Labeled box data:
====================
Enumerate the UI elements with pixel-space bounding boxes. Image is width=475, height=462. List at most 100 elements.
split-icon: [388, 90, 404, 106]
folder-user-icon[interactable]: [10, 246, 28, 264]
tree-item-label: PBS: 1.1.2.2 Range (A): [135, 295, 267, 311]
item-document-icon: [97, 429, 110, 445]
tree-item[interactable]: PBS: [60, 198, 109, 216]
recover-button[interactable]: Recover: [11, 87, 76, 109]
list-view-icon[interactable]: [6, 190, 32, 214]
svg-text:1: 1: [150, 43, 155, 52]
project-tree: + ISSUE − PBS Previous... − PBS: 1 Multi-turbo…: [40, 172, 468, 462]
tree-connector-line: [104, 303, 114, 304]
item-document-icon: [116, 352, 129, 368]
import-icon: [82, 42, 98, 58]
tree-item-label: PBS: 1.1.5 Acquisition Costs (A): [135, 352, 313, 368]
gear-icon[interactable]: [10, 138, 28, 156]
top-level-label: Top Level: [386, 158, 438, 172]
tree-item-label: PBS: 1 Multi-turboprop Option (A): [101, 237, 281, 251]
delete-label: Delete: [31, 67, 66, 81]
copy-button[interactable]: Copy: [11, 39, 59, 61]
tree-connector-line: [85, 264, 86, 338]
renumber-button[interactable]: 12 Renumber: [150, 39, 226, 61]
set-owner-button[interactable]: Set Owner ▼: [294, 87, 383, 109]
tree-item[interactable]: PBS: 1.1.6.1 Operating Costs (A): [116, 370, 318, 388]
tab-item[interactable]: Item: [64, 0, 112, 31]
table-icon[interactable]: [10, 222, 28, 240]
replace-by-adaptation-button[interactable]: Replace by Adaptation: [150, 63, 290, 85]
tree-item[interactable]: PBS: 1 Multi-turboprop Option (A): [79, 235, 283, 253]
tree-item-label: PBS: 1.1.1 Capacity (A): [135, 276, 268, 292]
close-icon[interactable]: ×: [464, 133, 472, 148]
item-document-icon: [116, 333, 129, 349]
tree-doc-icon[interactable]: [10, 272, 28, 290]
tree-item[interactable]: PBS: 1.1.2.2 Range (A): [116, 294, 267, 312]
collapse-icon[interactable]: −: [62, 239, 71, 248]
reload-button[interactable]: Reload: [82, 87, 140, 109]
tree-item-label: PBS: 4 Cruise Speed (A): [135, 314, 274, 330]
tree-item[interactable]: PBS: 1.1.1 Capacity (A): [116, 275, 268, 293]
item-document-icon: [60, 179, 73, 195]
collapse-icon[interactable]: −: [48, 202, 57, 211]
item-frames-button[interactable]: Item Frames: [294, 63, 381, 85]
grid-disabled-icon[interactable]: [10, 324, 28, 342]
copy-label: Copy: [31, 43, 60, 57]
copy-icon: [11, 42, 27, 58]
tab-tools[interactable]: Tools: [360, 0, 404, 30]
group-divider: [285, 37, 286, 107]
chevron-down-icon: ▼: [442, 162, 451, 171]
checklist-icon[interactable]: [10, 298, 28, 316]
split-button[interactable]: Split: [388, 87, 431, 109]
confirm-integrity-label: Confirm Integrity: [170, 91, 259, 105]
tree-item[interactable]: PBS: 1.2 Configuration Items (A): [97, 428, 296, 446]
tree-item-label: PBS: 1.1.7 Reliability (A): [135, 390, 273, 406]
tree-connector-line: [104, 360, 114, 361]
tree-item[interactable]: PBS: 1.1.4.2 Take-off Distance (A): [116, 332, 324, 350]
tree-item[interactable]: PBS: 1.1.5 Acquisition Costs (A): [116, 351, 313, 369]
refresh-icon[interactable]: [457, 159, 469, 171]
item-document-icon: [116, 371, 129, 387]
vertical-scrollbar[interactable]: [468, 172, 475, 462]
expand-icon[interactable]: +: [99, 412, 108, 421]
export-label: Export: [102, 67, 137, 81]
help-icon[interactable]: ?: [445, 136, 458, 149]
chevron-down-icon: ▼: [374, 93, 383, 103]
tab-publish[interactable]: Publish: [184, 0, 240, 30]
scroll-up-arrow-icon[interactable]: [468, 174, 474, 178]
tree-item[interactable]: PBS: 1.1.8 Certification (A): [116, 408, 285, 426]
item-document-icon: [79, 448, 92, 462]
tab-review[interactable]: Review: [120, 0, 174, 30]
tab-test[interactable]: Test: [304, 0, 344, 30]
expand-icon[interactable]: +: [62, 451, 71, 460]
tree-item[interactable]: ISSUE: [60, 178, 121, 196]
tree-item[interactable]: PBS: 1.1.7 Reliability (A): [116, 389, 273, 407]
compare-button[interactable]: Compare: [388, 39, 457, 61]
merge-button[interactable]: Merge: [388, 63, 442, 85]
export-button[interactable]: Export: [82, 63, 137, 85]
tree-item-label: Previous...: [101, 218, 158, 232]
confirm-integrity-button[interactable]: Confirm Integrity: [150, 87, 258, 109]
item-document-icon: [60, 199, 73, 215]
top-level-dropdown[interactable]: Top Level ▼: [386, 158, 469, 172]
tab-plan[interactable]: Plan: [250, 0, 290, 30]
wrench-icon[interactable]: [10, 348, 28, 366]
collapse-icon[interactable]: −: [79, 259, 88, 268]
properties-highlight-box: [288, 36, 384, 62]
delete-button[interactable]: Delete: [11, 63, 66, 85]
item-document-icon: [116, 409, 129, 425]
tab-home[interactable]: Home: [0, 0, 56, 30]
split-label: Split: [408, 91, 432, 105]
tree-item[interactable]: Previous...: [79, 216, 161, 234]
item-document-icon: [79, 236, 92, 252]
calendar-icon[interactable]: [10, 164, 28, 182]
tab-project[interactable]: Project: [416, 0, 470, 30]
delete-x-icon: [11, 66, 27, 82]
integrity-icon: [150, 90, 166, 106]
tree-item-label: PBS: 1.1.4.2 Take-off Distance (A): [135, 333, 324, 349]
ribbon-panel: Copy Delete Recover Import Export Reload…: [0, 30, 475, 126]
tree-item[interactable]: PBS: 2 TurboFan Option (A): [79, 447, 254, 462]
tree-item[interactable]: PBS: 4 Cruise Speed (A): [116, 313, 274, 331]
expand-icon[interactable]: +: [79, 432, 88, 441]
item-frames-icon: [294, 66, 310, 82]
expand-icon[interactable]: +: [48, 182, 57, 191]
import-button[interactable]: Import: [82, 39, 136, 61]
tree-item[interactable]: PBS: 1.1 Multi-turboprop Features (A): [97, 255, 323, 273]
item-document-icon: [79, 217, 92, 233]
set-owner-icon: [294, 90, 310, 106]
====================
[Goal]
Copy all of the data above line for line, with no changes.

[Finished exercise]
Enumerate the UI elements with pixel-space bounding boxes. Image is width=475, height=462. List at most 100 elements.
split-icon: [388, 90, 404, 106]
folder-user-icon[interactable]: [10, 246, 28, 264]
tree-item-label: PBS: 1.1.2.2 Range (A): [135, 295, 267, 311]
item-document-icon: [97, 429, 110, 445]
tree-item[interactable]: PBS: [60, 198, 109, 216]
recover-button[interactable]: Recover: [11, 87, 76, 109]
list-view-icon[interactable]: [6, 190, 32, 214]
svg-text:1: 1: [150, 43, 155, 52]
project-tree: + ISSUE − PBS Previous... − PBS: 1 Multi-turbo…: [40, 172, 468, 462]
tree-connector-line: [104, 303, 114, 304]
item-document-icon: [116, 352, 129, 368]
import-icon: [82, 42, 98, 58]
tree-item-label: PBS: 1.1.5 Acquisition Costs (A): [135, 352, 313, 368]
gear-icon[interactable]: [10, 138, 28, 156]
top-level-label: Top Level: [386, 158, 438, 172]
tree-item-label: PBS: 1 Multi-turboprop Option (A): [101, 237, 281, 251]
delete-label: Delete: [31, 67, 66, 81]
copy-button[interactable]: Copy: [11, 39, 59, 61]
tree-connector-line: [85, 264, 86, 338]
renumber-button[interactable]: 12 Renumber: [150, 39, 226, 61]
set-owner-button[interactable]: Set Owner ▼: [294, 87, 383, 109]
tree-item[interactable]: PBS: 1.1.6.1 Operating Costs (A): [116, 370, 318, 388]
tab-item[interactable]: Item: [64, 0, 112, 31]
table-icon[interactable]: [10, 222, 28, 240]
replace-by-adaptation-button[interactable]: Replace by Adaptation: [150, 63, 290, 85]
tree-item[interactable]: PBS: 1 Multi-turboprop Option (A): [79, 235, 283, 253]
tree-item-label: PBS: 1.1.1 Capacity (A): [135, 276, 268, 292]
close-icon[interactable]: ×: [464, 133, 472, 148]
item-document-icon: [116, 333, 129, 349]
tree-doc-icon[interactable]: [10, 272, 28, 290]
tree-item[interactable]: PBS: 1.1.2.2 Range (A): [116, 294, 267, 312]
collapse-icon[interactable]: −: [62, 239, 71, 248]
reload-button[interactable]: Reload: [82, 87, 140, 109]
tree-item-label: PBS: 4 Cruise Speed (A): [135, 314, 274, 330]
tree-item[interactable]: PBS: 1.1.1 Capacity (A): [116, 275, 268, 293]
item-document-icon: [60, 179, 73, 195]
collapse-icon[interactable]: −: [48, 202, 57, 211]
item-frames-button[interactable]: Item Frames: [294, 63, 381, 85]
grid-disabled-icon[interactable]: [10, 324, 28, 342]
copy-label: Copy: [31, 43, 60, 57]
copy-icon: [11, 42, 27, 58]
tab-tools[interactable]: Tools: [360, 0, 404, 30]
group-divider: [285, 37, 286, 107]
chevron-down-icon: ▼: [442, 162, 451, 171]
checklist-icon[interactable]: [10, 298, 28, 316]
split-button[interactable]: Split: [388, 87, 431, 109]
confirm-integrity-label: Confirm Integrity: [170, 91, 259, 105]
tree-item[interactable]: PBS: 1.2 Configuration Items (A): [97, 428, 296, 446]
tree-item-label: PBS: 1.1.7 Reliability (A): [135, 390, 273, 406]
tree-connector-line: [104, 360, 114, 361]
tree-item[interactable]: PBS: 1.1.4.2 Take-off Distance (A): [116, 332, 324, 350]
tree-item[interactable]: PBS: 1.1.5 Acquisition Costs (A): [116, 351, 313, 369]
refresh-icon[interactable]: [457, 159, 469, 171]
item-document-icon: [116, 371, 129, 387]
vertical-scrollbar[interactable]: [468, 172, 475, 462]
expand-icon[interactable]: +: [99, 412, 108, 421]
export-label: Export: [102, 67, 137, 81]
help-icon[interactable]: ?: [445, 136, 458, 149]
chevron-down-icon: ▼: [374, 93, 383, 103]
tab-publish[interactable]: Publish: [184, 0, 240, 30]
scroll-up-arrow-icon[interactable]: [468, 174, 474, 178]
tree-item[interactable]: PBS: 1.1.8 Certification (A): [116, 408, 285, 426]
item-document-icon: [79, 448, 92, 462]
tab-review[interactable]: Review: [120, 0, 174, 30]
tab-test[interactable]: Test: [304, 0, 344, 30]
expand-icon[interactable]: +: [62, 451, 71, 460]
tree-item[interactable]: ISSUE: [60, 178, 121, 196]
tree-item[interactable]: PBS: 1.1.7 Reliability (A): [116, 389, 273, 407]
compare-button[interactable]: Compare: [388, 39, 457, 61]
merge-button[interactable]: Merge: [388, 63, 442, 85]
export-button[interactable]: Export: [82, 63, 137, 85]
tree-item-label: Previous...: [101, 218, 158, 232]
confirm-integrity-button[interactable]: Confirm Integrity: [150, 87, 258, 109]
item-document-icon: [60, 199, 73, 215]
top-level-dropdown[interactable]: Top Level ▼: [386, 158, 469, 172]
tab-plan[interactable]: Plan: [250, 0, 290, 30]
wrench-icon[interactable]: [10, 348, 28, 366]
collapse-icon[interactable]: −: [79, 259, 88, 268]
properties-highlight-box: [288, 36, 384, 62]
delete-button[interactable]: Delete: [11, 63, 66, 85]
item-document-icon: [116, 409, 129, 425]
tab-home[interactable]: Home: [0, 0, 56, 30]
split-label: Split: [408, 91, 432, 105]
tree-item[interactable]: Previous...: [79, 216, 161, 234]
item-document-icon: [79, 236, 92, 252]
calendar-icon[interactable]: [10, 164, 28, 182]
tab-project[interactable]: Project: [416, 0, 470, 30]
delete-x-icon: [11, 66, 27, 82]
integrity-icon: [150, 90, 166, 106]
tree-item-label: PBS: 1.1.4.2 Take-off Distance (A): [135, 333, 324, 349]
ribbon-panel: Copy Delete Recover Import Export Reload…: [0, 30, 475, 126]
tree-item[interactable]: PBS: 2 TurboFan Option (A): [79, 447, 254, 462]
tree-item[interactable]: PBS: 4 Cruise Speed (A): [116, 313, 274, 331]
expand-icon[interactable]: +: [79, 432, 88, 441]
item-frames-icon: [294, 66, 310, 82]
expand-icon[interactable]: +: [48, 182, 57, 191]
import-button[interactable]: Import: [82, 39, 136, 61]
tree-item[interactable]: PBS: 1.1 Multi-turboprop Features (A): [97, 255, 323, 273]
item-document-icon: [79, 217, 92, 233]
set-owner-icon: [294, 90, 310, 106]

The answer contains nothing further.